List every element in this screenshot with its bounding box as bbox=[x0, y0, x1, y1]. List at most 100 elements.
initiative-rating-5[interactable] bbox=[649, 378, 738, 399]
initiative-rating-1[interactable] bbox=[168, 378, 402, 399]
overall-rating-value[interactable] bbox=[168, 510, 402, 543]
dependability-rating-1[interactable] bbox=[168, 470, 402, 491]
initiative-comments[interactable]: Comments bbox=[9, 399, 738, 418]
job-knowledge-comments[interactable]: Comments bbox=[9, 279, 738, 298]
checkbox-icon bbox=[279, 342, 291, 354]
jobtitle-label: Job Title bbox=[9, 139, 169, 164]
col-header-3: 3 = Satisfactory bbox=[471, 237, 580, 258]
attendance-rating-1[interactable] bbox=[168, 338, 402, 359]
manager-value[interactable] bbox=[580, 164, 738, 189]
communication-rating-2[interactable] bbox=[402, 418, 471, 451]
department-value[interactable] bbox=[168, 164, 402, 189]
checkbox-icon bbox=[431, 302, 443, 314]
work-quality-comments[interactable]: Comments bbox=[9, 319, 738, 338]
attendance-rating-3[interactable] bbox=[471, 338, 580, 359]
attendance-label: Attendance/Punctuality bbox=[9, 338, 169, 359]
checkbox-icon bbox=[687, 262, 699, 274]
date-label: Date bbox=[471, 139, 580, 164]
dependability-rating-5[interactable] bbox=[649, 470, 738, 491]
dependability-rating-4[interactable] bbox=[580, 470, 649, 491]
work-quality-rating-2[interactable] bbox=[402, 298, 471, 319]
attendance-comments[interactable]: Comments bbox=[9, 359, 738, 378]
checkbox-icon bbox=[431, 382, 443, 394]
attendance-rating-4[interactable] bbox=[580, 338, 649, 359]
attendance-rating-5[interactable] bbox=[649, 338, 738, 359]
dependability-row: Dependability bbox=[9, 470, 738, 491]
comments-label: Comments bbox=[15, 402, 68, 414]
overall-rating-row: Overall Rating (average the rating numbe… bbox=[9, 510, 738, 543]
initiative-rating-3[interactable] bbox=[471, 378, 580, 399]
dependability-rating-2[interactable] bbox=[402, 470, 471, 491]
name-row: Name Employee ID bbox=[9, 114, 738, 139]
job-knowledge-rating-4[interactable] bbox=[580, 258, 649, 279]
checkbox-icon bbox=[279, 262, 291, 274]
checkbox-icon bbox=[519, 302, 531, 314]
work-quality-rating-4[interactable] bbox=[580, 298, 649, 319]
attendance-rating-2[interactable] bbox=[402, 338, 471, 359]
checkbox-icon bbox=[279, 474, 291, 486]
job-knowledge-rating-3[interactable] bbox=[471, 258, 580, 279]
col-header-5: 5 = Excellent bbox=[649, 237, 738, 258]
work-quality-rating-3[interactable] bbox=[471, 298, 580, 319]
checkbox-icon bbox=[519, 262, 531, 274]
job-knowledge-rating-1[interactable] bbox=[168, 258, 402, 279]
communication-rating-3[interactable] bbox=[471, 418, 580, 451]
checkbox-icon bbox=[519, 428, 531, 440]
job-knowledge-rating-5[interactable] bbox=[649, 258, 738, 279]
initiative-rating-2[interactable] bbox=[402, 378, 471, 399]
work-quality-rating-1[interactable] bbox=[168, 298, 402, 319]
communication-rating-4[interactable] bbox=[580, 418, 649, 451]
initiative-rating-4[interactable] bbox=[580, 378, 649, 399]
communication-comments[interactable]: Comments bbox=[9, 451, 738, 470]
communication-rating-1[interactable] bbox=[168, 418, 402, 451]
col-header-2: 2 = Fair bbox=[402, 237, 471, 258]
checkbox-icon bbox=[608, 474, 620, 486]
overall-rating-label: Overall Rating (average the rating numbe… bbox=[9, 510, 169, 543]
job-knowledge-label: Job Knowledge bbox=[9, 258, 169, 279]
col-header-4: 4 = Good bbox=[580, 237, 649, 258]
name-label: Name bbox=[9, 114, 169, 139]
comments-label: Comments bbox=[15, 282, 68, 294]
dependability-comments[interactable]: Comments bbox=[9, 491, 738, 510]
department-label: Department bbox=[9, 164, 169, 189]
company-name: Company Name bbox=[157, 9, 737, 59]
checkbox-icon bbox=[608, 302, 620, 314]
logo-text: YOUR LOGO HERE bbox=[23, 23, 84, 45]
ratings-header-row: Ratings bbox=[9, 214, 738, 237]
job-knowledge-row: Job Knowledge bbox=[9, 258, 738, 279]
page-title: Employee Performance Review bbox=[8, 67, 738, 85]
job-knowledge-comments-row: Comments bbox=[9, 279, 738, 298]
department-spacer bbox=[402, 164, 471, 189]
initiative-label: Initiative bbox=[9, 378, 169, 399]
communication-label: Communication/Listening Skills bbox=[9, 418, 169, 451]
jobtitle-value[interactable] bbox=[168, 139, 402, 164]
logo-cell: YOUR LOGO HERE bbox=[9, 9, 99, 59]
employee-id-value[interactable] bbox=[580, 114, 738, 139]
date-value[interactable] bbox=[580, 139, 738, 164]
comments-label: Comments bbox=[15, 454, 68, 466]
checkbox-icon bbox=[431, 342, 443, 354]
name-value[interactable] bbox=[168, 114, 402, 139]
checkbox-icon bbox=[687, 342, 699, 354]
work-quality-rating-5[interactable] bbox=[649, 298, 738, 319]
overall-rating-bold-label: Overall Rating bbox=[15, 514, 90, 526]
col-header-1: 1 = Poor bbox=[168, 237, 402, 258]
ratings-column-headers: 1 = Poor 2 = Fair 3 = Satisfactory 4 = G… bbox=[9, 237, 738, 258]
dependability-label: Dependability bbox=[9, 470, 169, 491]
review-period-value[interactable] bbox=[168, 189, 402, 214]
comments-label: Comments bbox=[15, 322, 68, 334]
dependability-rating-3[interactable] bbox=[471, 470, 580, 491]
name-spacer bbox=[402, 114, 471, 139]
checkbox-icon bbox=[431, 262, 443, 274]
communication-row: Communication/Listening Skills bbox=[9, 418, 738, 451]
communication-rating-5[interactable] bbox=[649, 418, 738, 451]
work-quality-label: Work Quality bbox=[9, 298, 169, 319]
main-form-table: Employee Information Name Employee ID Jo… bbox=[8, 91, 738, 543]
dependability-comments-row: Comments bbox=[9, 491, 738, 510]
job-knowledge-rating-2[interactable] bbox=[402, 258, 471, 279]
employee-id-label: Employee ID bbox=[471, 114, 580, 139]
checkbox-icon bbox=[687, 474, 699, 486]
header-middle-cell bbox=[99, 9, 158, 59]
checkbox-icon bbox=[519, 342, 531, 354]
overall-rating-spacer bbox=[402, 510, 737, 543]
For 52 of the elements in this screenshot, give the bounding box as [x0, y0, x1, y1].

==

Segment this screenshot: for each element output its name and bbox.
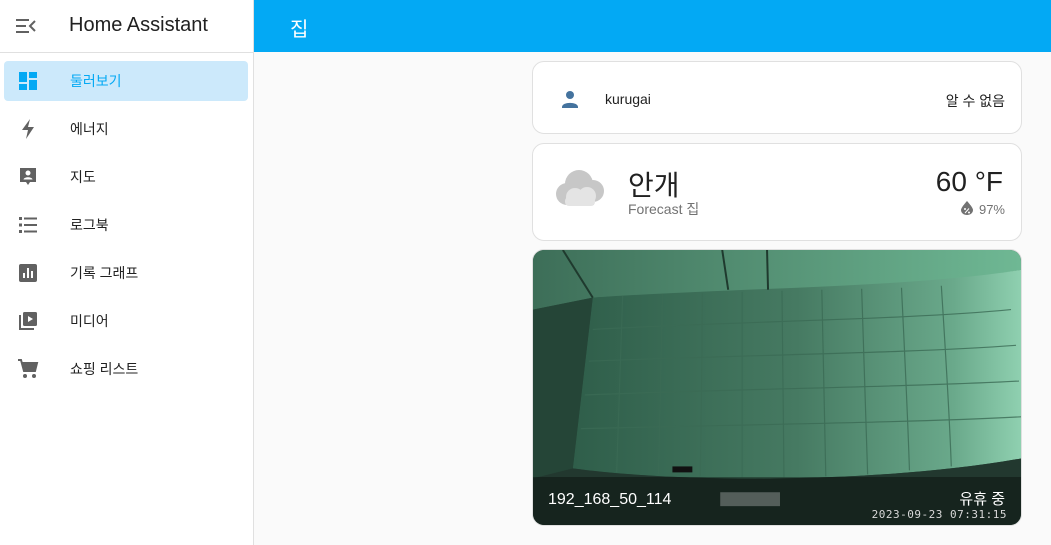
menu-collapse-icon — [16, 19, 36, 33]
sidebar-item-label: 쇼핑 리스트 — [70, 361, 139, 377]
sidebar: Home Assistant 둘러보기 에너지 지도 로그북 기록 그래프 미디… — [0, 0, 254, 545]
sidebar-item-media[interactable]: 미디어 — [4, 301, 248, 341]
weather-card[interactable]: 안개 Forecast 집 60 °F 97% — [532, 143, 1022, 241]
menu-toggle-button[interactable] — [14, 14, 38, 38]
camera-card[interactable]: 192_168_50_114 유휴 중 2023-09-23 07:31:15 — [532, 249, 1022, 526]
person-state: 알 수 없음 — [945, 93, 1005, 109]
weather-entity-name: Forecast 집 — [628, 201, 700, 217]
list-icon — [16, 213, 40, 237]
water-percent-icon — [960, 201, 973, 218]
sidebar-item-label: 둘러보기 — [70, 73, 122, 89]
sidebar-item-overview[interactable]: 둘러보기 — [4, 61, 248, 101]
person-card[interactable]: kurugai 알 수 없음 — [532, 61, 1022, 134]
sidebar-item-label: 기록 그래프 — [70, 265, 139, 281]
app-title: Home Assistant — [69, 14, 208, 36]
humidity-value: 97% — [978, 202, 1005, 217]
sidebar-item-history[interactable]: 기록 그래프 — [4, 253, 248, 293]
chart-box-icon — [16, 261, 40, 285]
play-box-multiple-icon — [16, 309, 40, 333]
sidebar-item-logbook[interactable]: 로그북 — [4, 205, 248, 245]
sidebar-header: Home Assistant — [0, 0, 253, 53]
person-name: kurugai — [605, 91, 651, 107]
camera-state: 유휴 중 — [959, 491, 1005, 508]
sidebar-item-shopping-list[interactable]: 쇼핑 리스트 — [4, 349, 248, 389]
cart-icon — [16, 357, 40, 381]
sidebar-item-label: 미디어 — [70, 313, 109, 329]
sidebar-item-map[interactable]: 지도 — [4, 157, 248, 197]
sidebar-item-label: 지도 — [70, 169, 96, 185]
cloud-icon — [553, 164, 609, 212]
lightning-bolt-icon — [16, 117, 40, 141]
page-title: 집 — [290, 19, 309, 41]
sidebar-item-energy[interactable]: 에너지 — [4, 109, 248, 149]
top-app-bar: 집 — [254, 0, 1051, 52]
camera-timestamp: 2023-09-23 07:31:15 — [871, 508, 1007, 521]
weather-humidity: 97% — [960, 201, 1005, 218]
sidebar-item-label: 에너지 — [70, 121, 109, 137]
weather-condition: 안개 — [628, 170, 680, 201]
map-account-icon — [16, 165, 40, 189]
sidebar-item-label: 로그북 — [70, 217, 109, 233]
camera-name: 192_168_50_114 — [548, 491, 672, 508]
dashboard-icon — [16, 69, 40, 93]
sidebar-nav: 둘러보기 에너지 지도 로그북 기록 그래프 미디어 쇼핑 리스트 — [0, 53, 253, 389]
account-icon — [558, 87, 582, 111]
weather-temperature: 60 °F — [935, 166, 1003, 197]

_WHAT THIS TASK INVOLVES:_ Output the lines starting at the one containing "List every element" and ending at the one containing "initiative-rating-3[interactable] bbox=[471, 378, 580, 399]" as a Markdown table with the columns Line and Text, where Line holds each line's number and Text holds the line itself, leaving out any blank lines.

_FULL SOLUTION:_
| Line | Text |
|---|---|
| 1 | List every element in this screenshot with its bounding box as bbox=[x0, y0, x1, y1]. List at most 100 elements. |
| 2 | initiative-rating-5[interactable] bbox=[649, 378, 738, 399] |
| 3 | initiative-rating-1[interactable] bbox=[168, 378, 402, 399] |
| 4 | overall-rating-value[interactable] bbox=[168, 510, 402, 543] |
| 5 | dependability-rating-1[interactable] bbox=[168, 470, 402, 491] |
| 6 | initiative-comments[interactable]: Comments bbox=[9, 399, 738, 418] |
| 7 | job-knowledge-comments[interactable]: Comments bbox=[9, 279, 738, 298] |
| 8 | checkbox-icon bbox=[279, 342, 291, 354] |
| 9 | jobtitle-label: Job Title bbox=[9, 139, 169, 164] |
| 10 | col-header-3: 3 = Satisfactory bbox=[471, 237, 580, 258] |
| 11 | attendance-rating-1[interactable] bbox=[168, 338, 402, 359] |
| 12 | manager-value[interactable] bbox=[580, 164, 738, 189] |
| 13 | communication-rating-2[interactable] bbox=[402, 418, 471, 451] |
| 14 | department-value[interactable] bbox=[168, 164, 402, 189] |
| 15 | checkbox-icon bbox=[431, 302, 443, 314] |
| 16 | work-quality-comments[interactable]: Comments bbox=[9, 319, 738, 338] |
| 17 | attendance-rating-3[interactable] bbox=[471, 338, 580, 359] |
| 18 | attendance-label: Attendance/Punctuality bbox=[9, 338, 169, 359] |
| 19 | checkbox-icon bbox=[687, 262, 699, 274] |
| 20 | date-label: Date bbox=[471, 139, 580, 164] |
| 21 | dependability-rating-5[interactable] bbox=[649, 470, 738, 491] |
| 22 | dependability-rating-4[interactable] bbox=[580, 470, 649, 491] |
| 23 | work-quality-rating-2[interactable] bbox=[402, 298, 471, 319] |
| 24 | attendance-comments[interactable]: Comments bbox=[9, 359, 738, 378] |
| 25 | checkbox-icon bbox=[431, 382, 443, 394] |
| 26 | attendance-rating-4[interactable] bbox=[580, 338, 649, 359] |
| 27 | attendance-rating-5[interactable] bbox=[649, 338, 738, 359] |
| 28 | dependability-row: Dependability bbox=[9, 470, 738, 491] |
| 29 | comments-label: Comments bbox=[15, 402, 68, 414] |
| 30 | overall-rating-row: Overall Rating (average the rating numbe… bbox=[9, 510, 738, 543] |
| 31 | initiative-rating-3[interactable] bbox=[471, 378, 580, 399] |